EXERCISE DETAILS
Check each line of the listing, and copy it if it contains the word "желтка".

DATASET
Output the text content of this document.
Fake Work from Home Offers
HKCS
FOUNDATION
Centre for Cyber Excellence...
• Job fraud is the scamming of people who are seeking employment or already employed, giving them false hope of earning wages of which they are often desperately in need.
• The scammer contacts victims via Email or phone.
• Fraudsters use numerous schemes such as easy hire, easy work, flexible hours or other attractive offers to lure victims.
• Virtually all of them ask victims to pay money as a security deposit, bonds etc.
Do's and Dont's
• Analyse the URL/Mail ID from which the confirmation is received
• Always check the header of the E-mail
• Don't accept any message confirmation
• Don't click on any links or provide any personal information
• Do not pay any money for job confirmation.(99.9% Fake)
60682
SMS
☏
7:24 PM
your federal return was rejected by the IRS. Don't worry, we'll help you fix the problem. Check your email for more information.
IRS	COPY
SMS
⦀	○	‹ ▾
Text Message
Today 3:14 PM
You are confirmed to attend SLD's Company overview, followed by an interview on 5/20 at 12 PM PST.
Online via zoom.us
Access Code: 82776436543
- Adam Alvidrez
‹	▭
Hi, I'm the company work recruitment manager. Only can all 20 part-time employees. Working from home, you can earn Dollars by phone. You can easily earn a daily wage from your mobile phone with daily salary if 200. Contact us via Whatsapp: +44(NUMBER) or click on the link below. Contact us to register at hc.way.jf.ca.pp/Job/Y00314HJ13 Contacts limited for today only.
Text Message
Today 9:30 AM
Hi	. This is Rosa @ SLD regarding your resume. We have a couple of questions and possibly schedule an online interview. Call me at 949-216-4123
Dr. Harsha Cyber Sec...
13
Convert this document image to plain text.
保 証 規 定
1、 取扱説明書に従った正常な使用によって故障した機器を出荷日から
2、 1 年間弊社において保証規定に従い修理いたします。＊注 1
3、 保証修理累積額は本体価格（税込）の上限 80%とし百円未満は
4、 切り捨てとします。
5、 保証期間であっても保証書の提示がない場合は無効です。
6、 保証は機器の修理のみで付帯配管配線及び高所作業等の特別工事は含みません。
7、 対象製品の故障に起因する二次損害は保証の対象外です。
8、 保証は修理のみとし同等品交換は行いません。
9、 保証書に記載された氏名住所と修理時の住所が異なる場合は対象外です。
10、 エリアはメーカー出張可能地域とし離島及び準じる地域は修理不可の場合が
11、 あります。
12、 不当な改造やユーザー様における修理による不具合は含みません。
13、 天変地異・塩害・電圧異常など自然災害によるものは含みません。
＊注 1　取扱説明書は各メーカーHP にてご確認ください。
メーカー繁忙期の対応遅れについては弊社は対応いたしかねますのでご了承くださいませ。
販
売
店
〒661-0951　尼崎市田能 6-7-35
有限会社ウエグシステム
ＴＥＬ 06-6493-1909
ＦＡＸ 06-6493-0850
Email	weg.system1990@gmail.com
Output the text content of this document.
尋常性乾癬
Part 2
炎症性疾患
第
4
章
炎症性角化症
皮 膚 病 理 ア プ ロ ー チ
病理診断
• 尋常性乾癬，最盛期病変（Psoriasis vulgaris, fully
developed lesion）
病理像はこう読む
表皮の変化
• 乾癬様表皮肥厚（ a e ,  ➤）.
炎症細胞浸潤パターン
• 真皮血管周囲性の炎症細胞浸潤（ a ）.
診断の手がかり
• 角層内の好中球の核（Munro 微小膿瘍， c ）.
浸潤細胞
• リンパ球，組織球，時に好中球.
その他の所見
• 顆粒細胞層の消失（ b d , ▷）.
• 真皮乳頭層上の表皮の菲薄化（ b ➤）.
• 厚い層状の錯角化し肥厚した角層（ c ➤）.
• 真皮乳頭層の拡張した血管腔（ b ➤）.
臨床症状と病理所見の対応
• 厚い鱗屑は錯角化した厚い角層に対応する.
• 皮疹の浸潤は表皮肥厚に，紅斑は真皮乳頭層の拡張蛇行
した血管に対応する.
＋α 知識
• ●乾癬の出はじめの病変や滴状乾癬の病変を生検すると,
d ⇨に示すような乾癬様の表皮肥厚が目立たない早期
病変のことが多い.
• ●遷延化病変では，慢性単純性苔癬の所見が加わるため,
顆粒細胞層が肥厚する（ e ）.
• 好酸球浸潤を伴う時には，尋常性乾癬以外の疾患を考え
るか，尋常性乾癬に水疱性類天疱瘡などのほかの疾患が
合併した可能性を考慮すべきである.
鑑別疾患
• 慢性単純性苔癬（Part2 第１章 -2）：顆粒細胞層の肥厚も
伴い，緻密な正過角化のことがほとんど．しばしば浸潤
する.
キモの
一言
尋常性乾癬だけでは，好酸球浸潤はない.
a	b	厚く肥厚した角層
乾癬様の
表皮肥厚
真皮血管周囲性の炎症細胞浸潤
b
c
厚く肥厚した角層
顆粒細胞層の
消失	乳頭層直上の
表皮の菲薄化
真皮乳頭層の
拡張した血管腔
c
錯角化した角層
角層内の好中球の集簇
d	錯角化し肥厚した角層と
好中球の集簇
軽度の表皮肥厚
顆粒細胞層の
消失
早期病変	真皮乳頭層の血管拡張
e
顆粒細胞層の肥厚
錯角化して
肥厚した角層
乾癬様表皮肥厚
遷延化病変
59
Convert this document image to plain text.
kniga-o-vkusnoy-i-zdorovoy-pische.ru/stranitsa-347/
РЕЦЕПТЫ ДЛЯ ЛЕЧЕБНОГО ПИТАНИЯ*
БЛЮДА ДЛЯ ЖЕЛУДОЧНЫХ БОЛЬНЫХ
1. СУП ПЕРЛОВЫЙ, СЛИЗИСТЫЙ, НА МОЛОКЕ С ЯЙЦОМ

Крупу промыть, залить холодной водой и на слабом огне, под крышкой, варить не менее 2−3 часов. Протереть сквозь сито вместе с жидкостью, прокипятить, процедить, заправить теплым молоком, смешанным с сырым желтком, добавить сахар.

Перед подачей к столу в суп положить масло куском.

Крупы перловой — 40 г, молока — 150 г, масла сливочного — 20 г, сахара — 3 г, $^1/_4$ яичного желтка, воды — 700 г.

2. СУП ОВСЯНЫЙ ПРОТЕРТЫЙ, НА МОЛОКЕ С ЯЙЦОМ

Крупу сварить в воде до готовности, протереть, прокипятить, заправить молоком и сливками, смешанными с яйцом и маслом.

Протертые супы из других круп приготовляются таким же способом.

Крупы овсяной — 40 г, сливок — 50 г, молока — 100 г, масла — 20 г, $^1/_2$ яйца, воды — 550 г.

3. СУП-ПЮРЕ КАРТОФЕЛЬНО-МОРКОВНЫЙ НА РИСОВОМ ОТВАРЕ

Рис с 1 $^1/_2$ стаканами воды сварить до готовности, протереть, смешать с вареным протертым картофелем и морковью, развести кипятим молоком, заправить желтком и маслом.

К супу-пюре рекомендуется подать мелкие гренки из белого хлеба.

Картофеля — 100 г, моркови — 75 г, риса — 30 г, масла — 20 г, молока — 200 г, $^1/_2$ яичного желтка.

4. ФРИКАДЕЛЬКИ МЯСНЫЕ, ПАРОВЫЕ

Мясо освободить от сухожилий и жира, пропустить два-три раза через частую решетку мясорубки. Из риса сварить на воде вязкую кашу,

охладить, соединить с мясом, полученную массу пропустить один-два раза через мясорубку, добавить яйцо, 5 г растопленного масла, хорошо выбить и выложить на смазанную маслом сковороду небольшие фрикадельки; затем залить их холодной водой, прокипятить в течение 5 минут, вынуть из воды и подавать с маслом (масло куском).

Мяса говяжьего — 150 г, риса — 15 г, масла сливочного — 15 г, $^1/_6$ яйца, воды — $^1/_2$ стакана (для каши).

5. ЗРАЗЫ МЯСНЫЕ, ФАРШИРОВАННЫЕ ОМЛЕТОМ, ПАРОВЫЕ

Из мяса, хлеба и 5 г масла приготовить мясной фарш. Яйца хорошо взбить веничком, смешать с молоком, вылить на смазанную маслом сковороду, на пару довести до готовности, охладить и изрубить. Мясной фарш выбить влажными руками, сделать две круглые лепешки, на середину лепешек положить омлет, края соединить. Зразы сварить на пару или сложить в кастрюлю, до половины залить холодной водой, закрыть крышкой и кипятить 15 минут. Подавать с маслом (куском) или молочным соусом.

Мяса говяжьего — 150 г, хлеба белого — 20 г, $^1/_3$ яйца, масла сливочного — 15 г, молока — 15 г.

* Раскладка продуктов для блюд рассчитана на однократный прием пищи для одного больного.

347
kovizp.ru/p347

SOLUTION
Крупы перловой — 40 г, молока — 150 г, масла сливочного — 20 г, сахара — 3 г, $^1/_4$ яичного желтка, воды — 700 г.
Картофеля — 100 г, моркови — 75 г, риса — 30 г, масла — 20 г, молока — 200 г, $^1/_2$ яичного желтка.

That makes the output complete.